>> begin
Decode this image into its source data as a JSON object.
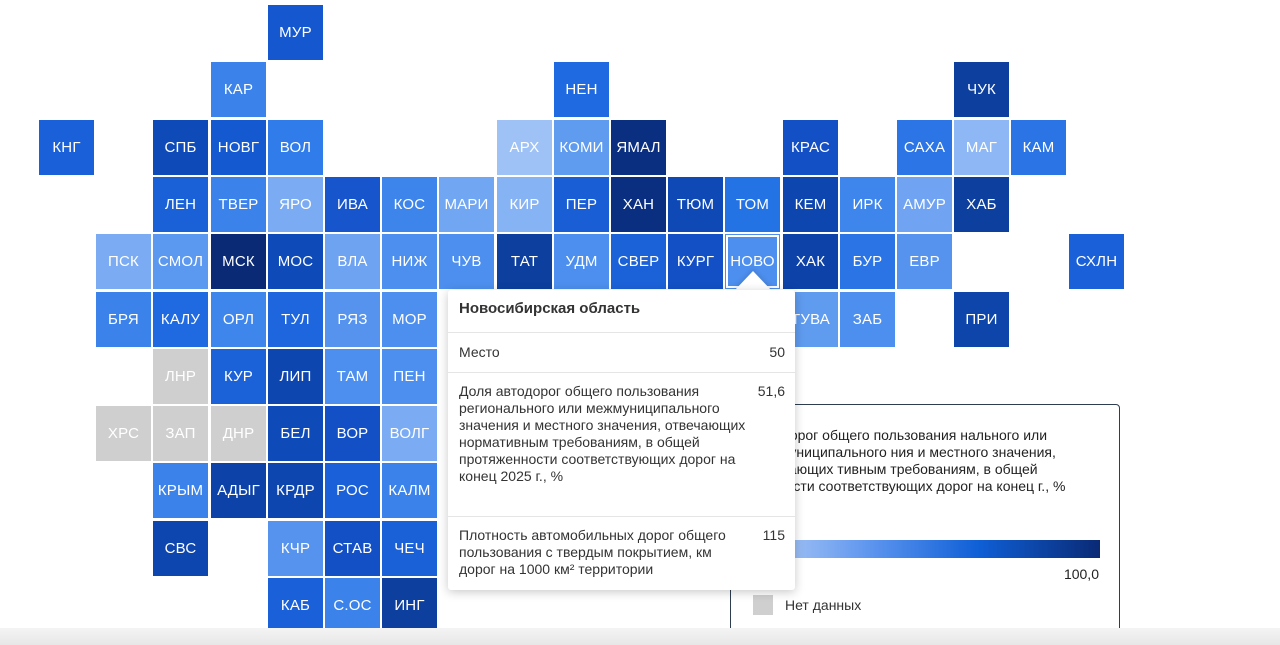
{
  "tiles": [
    {
      "code": "МУР",
      "col": 4,
      "row": 0,
      "color": "#1457cf"
    },
    {
      "code": "КАР",
      "col": 3,
      "row": 1,
      "color": "#3b83ea"
    },
    {
      "code": "НЕН",
      "col": 9,
      "row": 1,
      "color": "#1f6ae0"
    },
    {
      "code": "ЧУК",
      "col": 16,
      "row": 1,
      "color": "#0c3f9e"
    },
    {
      "code": "КНГ",
      "col": 0,
      "row": 2,
      "color": "#1a60d8"
    },
    {
      "code": "СПБ",
      "col": 2,
      "row": 2,
      "color": "#0e4bb8"
    },
    {
      "code": "НОВГ",
      "col": 3,
      "row": 2,
      "color": "#1459cf"
    },
    {
      "code": "ВОЛ",
      "col": 4,
      "row": 2,
      "color": "#2f7cea"
    },
    {
      "code": "АРХ",
      "col": 8,
      "row": 2,
      "color": "#9ec2f6"
    },
    {
      "code": "КОМИ",
      "col": 9,
      "row": 2,
      "color": "#5f9bef"
    },
    {
      "code": "ЯМАЛ",
      "col": 10,
      "row": 2,
      "color": "#0b2f80"
    },
    {
      "code": "КРАС",
      "col": 13,
      "row": 2,
      "color": "#1350c6"
    },
    {
      "code": "САХА",
      "col": 15,
      "row": 2,
      "color": "#2c75e6"
    },
    {
      "code": "МАГ",
      "col": 16,
      "row": 2,
      "color": "#8eb8f5"
    },
    {
      "code": "КАМ",
      "col": 17,
      "row": 2,
      "color": "#2a74e6"
    },
    {
      "code": "ЛЕН",
      "col": 2,
      "row": 3,
      "color": "#1a61d8"
    },
    {
      "code": "ТВЕР",
      "col": 3,
      "row": 3,
      "color": "#3b83ea"
    },
    {
      "code": "ЯРО",
      "col": 4,
      "row": 3,
      "color": "#7aabf3"
    },
    {
      "code": "ИВА",
      "col": 5,
      "row": 3,
      "color": "#1655cb"
    },
    {
      "code": "КОС",
      "col": 6,
      "row": 3,
      "color": "#3d85eb"
    },
    {
      "code": "МАРИ",
      "col": 7,
      "row": 3,
      "color": "#71a6f2"
    },
    {
      "code": "КИР",
      "col": 8,
      "row": 3,
      "color": "#86b3f4"
    },
    {
      "code": "ПЕР",
      "col": 9,
      "row": 3,
      "color": "#1a5ed6"
    },
    {
      "code": "ХАН",
      "col": 10,
      "row": 3,
      "color": "#0b2f80"
    },
    {
      "code": "ТЮМ",
      "col": 11,
      "row": 3,
      "color": "#0f49b6"
    },
    {
      "code": "ТОМ",
      "col": 12,
      "row": 3,
      "color": "#2473e4"
    },
    {
      "code": "КЕМ",
      "col": 13,
      "row": 3,
      "color": "#0e46b0"
    },
    {
      "code": "ИРК",
      "col": 14,
      "row": 3,
      "color": "#3e86ec"
    },
    {
      "code": "АМУР",
      "col": 15,
      "row": 3,
      "color": "#70a4f2"
    },
    {
      "code": "ХАБ",
      "col": 16,
      "row": 3,
      "color": "#0c3f9e"
    },
    {
      "code": "ПСК",
      "col": 1,
      "row": 4,
      "color": "#7aabf3"
    },
    {
      "code": "СМОЛ",
      "col": 2,
      "row": 4,
      "color": "#5b98ef"
    },
    {
      "code": "МСК",
      "col": 3,
      "row": 4,
      "color": "#0a2a75"
    },
    {
      "code": "МОС",
      "col": 4,
      "row": 4,
      "color": "#0e4bb8"
    },
    {
      "code": "ВЛА",
      "col": 5,
      "row": 4,
      "color": "#6ea3f2"
    },
    {
      "code": "НИЖ",
      "col": 6,
      "row": 4,
      "color": "#4d8fee"
    },
    {
      "code": "ЧУВ",
      "col": 7,
      "row": 4,
      "color": "#4d8fee"
    },
    {
      "code": "ТАТ",
      "col": 8,
      "row": 4,
      "color": "#0c3f9e"
    },
    {
      "code": "УДМ",
      "col": 9,
      "row": 4,
      "color": "#4d8fee"
    },
    {
      "code": "СВЕР",
      "col": 10,
      "row": 4,
      "color": "#1b62d9"
    },
    {
      "code": "КУРГ",
      "col": 11,
      "row": 4,
      "color": "#1350c6"
    },
    {
      "code": "НОВО",
      "col": 12,
      "row": 4,
      "color": "#4d8fee",
      "active": true
    },
    {
      "code": "ХАК",
      "col": 13,
      "row": 4,
      "color": "#0d42a8"
    },
    {
      "code": "БУР",
      "col": 14,
      "row": 4,
      "color": "#2a74e6"
    },
    {
      "code": "ЕВР",
      "col": 15,
      "row": 4,
      "color": "#5593ee"
    },
    {
      "code": "СХЛН",
      "col": 18,
      "row": 4,
      "color": "#1a60d8"
    },
    {
      "code": "БРЯ",
      "col": 1,
      "row": 5,
      "color": "#3b83ea"
    },
    {
      "code": "КАЛУ",
      "col": 2,
      "row": 5,
      "color": "#1f6ae0"
    },
    {
      "code": "ОРЛ",
      "col": 3,
      "row": 5,
      "color": "#3e86ec"
    },
    {
      "code": "ТУЛ",
      "col": 4,
      "row": 5,
      "color": "#1e66dd"
    },
    {
      "code": "РЯЗ",
      "col": 5,
      "row": 5,
      "color": "#5593ee"
    },
    {
      "code": "МОР",
      "col": 6,
      "row": 5,
      "color": "#4d8fee"
    },
    {
      "code": "ТУВА",
      "col": 13,
      "row": 5,
      "color": "#5f9bef"
    },
    {
      "code": "ЗАБ",
      "col": 14,
      "row": 5,
      "color": "#4d8fee"
    },
    {
      "code": "ПРИ",
      "col": 16,
      "row": 5,
      "color": "#0d45ab"
    },
    {
      "code": "ЛНР",
      "col": 2,
      "row": 6,
      "color": "#cfcfcf"
    },
    {
      "code": "КУР",
      "col": 3,
      "row": 6,
      "color": "#1b62d9"
    },
    {
      "code": "ЛИП",
      "col": 4,
      "row": 6,
      "color": "#0e46b0"
    },
    {
      "code": "ТАМ",
      "col": 5,
      "row": 6,
      "color": "#4d8fee"
    },
    {
      "code": "ПЕН",
      "col": 6,
      "row": 6,
      "color": "#4d8fee"
    },
    {
      "code": "ХРС",
      "col": 1,
      "row": 7,
      "color": "#cfcfcf"
    },
    {
      "code": "ЗАП",
      "col": 2,
      "row": 7,
      "color": "#cfcfcf"
    },
    {
      "code": "ДНР",
      "col": 3,
      "row": 7,
      "color": "#cfcfcf"
    },
    {
      "code": "БЕЛ",
      "col": 4,
      "row": 7,
      "color": "#0e4bb8"
    },
    {
      "code": "ВОР",
      "col": 5,
      "row": 7,
      "color": "#1350c6"
    },
    {
      "code": "ВОЛГ",
      "col": 6,
      "row": 7,
      "color": "#7aabf3"
    },
    {
      "code": "КРЫМ",
      "col": 2,
      "row": 8,
      "color": "#3b83ea"
    },
    {
      "code": "АДЫГ",
      "col": 3,
      "row": 8,
      "color": "#0d42a8"
    },
    {
      "code": "КРДР",
      "col": 4,
      "row": 8,
      "color": "#0e46b0"
    },
    {
      "code": "РОС",
      "col": 5,
      "row": 8,
      "color": "#1a60d8"
    },
    {
      "code": "КАЛМ",
      "col": 6,
      "row": 8,
      "color": "#3b83ea"
    },
    {
      "code": "СВС",
      "col": 2,
      "row": 9,
      "color": "#0e46b0"
    },
    {
      "code": "КЧР",
      "col": 4,
      "row": 9,
      "color": "#5593ee"
    },
    {
      "code": "СТАВ",
      "col": 5,
      "row": 9,
      "color": "#1350c6"
    },
    {
      "code": "ЧЕЧ",
      "col": 6,
      "row": 9,
      "color": "#1a61d8"
    },
    {
      "code": "КАБ",
      "col": 4,
      "row": 10,
      "color": "#1a60d8"
    },
    {
      "code": "С.ОС",
      "col": 5,
      "row": 10,
      "color": "#3b83ea"
    },
    {
      "code": "ИНГ",
      "col": 6,
      "row": 10,
      "color": "#0c3f9e"
    }
  ],
  "tooltip": {
    "title": "Новосибирская область",
    "rows": [
      {
        "label": "Место",
        "value": "50"
      },
      {
        "label": "Доля автодорог общего пользования регионального или межмуниципального значения и местного значения, отвечающих нормативным требованиям, в общей протяженности соответствующих дорог на конец 2025 г., %",
        "value": "51,6"
      },
      {
        "label": "Плотность автомобильных дорог общего пользования с твердым покрытием, км дорог на 1000 км² территории",
        "value": "115"
      }
    ]
  },
  "legend": {
    "title": "автодорог общего пользования нального или межмуниципального ния и местного значения, отвечающих тивным требованиям, в общей женности соответствующих дорог на конец г., %",
    "max": "100,0",
    "nodata": "Нет данных",
    "colors": {
      "low": "#b9d1f7",
      "high": "#0a2a75",
      "nodata": "#cfcfcf"
    }
  }
}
>> end
• Problem statement: List every line above that contains the word "title".

• Exercise answer:
    "title": "Новосибирская область",
    "title": "автодорог общего пользования нального или межмуниципального ния и местного значения, отвечающих тивным требованиям, в общей женности соответствующих дорог на конец г., %",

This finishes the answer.